Exercise description – Could you repeat all of the entries below, character for character?

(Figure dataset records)
^^^^^^^^
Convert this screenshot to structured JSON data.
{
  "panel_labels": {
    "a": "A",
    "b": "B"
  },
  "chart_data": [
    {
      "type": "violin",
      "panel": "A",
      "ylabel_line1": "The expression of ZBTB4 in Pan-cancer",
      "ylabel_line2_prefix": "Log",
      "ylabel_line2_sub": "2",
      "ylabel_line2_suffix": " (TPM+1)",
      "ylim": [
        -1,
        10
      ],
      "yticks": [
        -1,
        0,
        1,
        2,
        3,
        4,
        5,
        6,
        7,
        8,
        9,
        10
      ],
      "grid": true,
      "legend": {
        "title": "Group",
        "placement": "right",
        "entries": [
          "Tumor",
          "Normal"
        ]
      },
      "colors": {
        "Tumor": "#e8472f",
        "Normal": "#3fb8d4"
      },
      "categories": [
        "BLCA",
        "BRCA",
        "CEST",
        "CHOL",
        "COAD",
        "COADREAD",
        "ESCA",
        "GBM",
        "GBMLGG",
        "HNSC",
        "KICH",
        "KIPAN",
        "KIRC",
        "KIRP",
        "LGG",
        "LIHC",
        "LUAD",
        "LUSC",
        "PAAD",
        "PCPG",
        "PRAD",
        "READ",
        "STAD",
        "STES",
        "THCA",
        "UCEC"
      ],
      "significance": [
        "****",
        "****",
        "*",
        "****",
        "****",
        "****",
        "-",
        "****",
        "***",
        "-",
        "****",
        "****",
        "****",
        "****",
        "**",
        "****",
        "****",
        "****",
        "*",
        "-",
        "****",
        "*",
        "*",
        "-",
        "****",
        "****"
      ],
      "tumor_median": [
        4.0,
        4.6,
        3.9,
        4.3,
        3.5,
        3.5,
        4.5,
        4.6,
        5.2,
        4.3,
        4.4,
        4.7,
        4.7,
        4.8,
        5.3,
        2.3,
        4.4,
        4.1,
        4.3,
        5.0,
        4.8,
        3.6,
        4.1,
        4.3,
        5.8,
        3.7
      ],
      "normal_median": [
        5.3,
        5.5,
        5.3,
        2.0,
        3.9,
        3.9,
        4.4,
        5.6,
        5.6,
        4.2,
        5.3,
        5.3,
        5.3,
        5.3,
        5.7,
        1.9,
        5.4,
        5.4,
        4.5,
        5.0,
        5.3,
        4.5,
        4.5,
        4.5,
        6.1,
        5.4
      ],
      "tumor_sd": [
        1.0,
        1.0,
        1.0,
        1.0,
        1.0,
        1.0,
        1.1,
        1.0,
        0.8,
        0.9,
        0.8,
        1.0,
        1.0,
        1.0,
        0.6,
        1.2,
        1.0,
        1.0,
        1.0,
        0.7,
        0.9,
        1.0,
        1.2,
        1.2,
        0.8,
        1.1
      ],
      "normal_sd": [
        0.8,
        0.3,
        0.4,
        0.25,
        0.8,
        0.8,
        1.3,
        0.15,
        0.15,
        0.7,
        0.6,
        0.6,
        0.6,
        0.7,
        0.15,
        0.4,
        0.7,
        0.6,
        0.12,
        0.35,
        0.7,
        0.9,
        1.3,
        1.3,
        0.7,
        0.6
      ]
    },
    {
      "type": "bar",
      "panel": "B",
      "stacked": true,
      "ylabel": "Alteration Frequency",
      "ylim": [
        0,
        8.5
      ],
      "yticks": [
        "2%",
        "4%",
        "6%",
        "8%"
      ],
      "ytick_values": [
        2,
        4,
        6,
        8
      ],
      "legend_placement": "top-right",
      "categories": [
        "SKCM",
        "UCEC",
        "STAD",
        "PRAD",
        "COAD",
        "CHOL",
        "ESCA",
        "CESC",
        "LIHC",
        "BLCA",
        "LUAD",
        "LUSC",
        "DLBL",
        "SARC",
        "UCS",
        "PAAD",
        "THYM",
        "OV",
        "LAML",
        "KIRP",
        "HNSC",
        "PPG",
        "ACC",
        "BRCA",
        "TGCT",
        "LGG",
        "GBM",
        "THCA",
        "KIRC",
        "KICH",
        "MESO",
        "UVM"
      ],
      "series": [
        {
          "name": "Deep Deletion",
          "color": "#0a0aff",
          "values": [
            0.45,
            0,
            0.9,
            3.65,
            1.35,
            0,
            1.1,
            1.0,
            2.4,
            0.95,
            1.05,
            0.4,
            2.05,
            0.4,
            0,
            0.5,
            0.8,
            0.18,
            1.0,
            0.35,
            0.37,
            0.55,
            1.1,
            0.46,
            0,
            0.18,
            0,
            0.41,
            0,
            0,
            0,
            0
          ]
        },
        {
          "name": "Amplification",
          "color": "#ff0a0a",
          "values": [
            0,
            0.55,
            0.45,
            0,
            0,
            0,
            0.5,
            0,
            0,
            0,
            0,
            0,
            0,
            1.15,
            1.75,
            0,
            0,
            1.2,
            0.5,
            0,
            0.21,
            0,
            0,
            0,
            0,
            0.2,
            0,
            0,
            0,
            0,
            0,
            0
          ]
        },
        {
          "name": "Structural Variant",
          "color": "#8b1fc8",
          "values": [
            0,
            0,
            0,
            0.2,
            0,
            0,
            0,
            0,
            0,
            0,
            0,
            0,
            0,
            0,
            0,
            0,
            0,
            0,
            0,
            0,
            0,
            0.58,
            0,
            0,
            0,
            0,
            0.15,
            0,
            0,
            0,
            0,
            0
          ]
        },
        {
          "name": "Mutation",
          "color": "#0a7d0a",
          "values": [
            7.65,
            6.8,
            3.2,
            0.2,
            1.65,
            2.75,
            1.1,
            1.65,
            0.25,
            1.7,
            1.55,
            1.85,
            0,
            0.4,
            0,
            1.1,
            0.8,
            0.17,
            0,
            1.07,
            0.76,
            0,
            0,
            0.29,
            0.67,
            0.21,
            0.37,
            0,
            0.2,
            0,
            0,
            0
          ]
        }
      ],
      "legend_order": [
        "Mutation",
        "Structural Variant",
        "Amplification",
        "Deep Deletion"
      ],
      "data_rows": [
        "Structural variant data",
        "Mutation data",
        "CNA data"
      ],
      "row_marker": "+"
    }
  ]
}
^^^^^^^^
Answer to the problem –
Convert this screenshot to structured JSON data.
{
  "panel_labels": {
    "a": "A",
    "b": "B"
  },
  "chart_data": [
    {
      "type": "violin",
      "panel": "A",
      "ylabel_line1": "The expression of ZBTB4 in Pan-cancer",
      "ylabel_line2_prefix": "Log",
      "ylabel_line2_sub": "2",
      "ylabel_line2_suffix": " (TPM+1)",
      "ylim": [
        -1,
        10
      ],
      "yticks": [
        -1,
        0,
        1,
        2,
        3,
        4,
        5,
        6,
        7,
        8,
        9,
        10
      ],
      "grid": true,
      "legend": {
        "title": "Group",
        "placement": "right",
        "entries": [
          "Tumor",
          "Normal"
        ]
      },
      "colors": {
        "Tumor": "#e8472f",
        "Normal": "#3fb8d4"
      },
      "categories": [
        "BLCA",
        "BRCA",
        "CEST",
        "CHOL",
        "COAD",
        "COADREAD",
        "ESCA",
        "GBM",
        "GBMLGG",
        "HNSC",
        "KICH",
        "KIPAN",
        "KIRC",
        "KIRP",
        "LGG",
        "LIHC",
        "LUAD",
        "LUSC",
        "PAAD",
        "PCPG",
        "PRAD",
        "READ",
        "STAD",
        "STES",
        "THCA",
        "UCEC"
      ],
      "significance": [
        "****",
        "****",
        "*",
        "****",
        "****",
        "****",
        "-",
        "****",
        "***",
        "-",
        "****",
        "****",
        "****",
        "****",
        "**",
        "****",
        "****",
        "****",
        "*",
        "-",
        "****",
        "*",
        "*",
        "-",
        "****",
        "****"
      ],
      "tumor_median": [
        4.0,
        4.6,
        3.9,
        4.3,
        3.5,
        3.5,
        4.5,
        4.6,
        5.2,
        4.3,
        4.4,
        4.7,
        4.7,
        4.8,
        5.3,
        2.3,
        4.4,
        4.1,
        4.3,
        5.0,
        4.8,
        3.6,
        4.1,
        4.3,
        5.8,
        3.7
      ],
      "normal_median": [
        5.3,
        5.5,
        5.3,
        2.0,
        3.9,
        3.9,
        4.4,
        5.6,
        5.6,
        4.2,
        5.3,
        5.3,
        5.3,
        5.3,
        5.7,
        1.9,
        5.4,
        5.4,
        4.5,
        5.0,
        5.3,
        4.5,
        4.5,
        4.5,
        6.1,
        5.4
      ],
      "tumor_sd": [
        1.0,
        1.0,
        1.0,
        1.0,
        1.0,
        1.0,
        1.1,
        1.0,
        0.8,
        0.9,
        0.8,
        1.0,
        1.0,
        1.0,
        0.6,
        1.2,
        1.0,
        1.0,
        1.0,
        0.7,
        0.9,
        1.0,
        1.2,
        1.2,
        0.8,
        1.1
      ],
      "normal_sd": [
        0.8,
        0.3,
        0.4,
        0.25,
        0.8,
        0.8,
        1.3,
        0.15,
        0.15,
        0.7,
        0.6,
        0.6,
        0.6,
        0.7,
        0.15,
        0.4,
        0.7,
        0.6,
        0.12,
        0.35,
        0.7,
        0.9,
        1.3,
        1.3,
        0.7,
        0.6
      ]
    },
    {
      "type": "bar",
      "panel": "B",
      "stacked": true,
      "ylabel": "Alteration Frequency",
      "ylim": [
        0,
        8.5
      ],
      "yticks": [
        "2%",
        "4%",
        "6%",
        "8%"
      ],
      "ytick_values": [
        2,
        4,
        6,
        8
      ],
      "legend_placement": "top-right",
      "categories": [
        "SKCM",
        "UCEC",
        "STAD",
        "PRAD",
        "COAD",
        "CHOL",
        "ESCA",
        "CESC",
        "LIHC",
        "BLCA",
        "LUAD",
        "LUSC",
        "DLBL",
        "SARC",
        "UCS",
        "PAAD",
        "THYM",
        "OV",
        "LAML",
        "KIRP",
        "HNSC",
        "PPG",
        "ACC",
        "BRCA",
        "TGCT",
        "LGG",
        "GBM",
        "THCA",
        "KIRC",
        "KICH",
        "MESO",
        "UVM"
      ],
      "series": [
        {
          "name": "Deep Deletion",
          "color": "#0a0aff",
          "values": [
            0.45,
            0,
            0.9,
            3.65,
            1.35,
            0,
            1.1,
            1.0,
            2.4,
            0.95,
            1.05,
            0.4,
            2.05,
            0.4,
            0,
            0.5,
            0.8,
            0.18,
            1.0,
            0.35,
            0.37,
            0.55,
            1.1,
            0.46,
            0,
            0.18,
            0,
            0.41,
            0,
            0,
            0,
            0
          ]
        },
        {
          "name": "Amplification",
          "color": "#ff0a0a",
          "values": [
            0,
            0.55,
            0.45,
            0,
            0,
            0,
            0.5,
            0,
            0,
            0,
            0,
            0,
            0,
            1.15,
            1.75,
            0,
            0,
            1.2,
            0.5,
            0,
            0.21,
            0,
            0,
            0,
            0,
            0.2,
            0,
            0,
            0,
            0,
            0,
            0
          ]
        },
        {
          "name": "Structural Variant",
          "color": "#8b1fc8",
          "values": [
            0,
            0,
            0,
            0.2,
            0,
            0,
            0,
            0,
            0,
            0,
            0,
            0,
            0,
            0,
            0,
            0,
            0,
            0,
            0,
            0,
            0,
            0.58,
            0,
            0,
            0,
            0,
            0.15,
            0,
            0,
            0,
            0,
            0
          ]
        },
        {
          "name": "Mutation",
          "color": "#0a7d0a",
          "values": [
            7.65,
            6.8,
            3.2,
            0.2,
            1.65,
            2.75,
            1.1,
            1.65,
            0.25,
            1.7,
            1.55,
            1.85,
            0,
            0.4,
            0,
            1.1,
            0.8,
            0.17,
            0,
            1.07,
            0.76,
            0,
            0,
            0.29,
            0.67,
            0.21,
            0.37,
            0,
            0.2,
            0,
            0,
            0
          ]
        }
      ],
      "legend_order": [
        "Mutation",
        "Structural Variant",
        "Amplification",
        "Deep Deletion"
      ],
      "data_rows": [
        "Structural variant data",
        "Mutation data",
        "CNA data"
      ],
      "row_marker": "+"
    }
  ]
}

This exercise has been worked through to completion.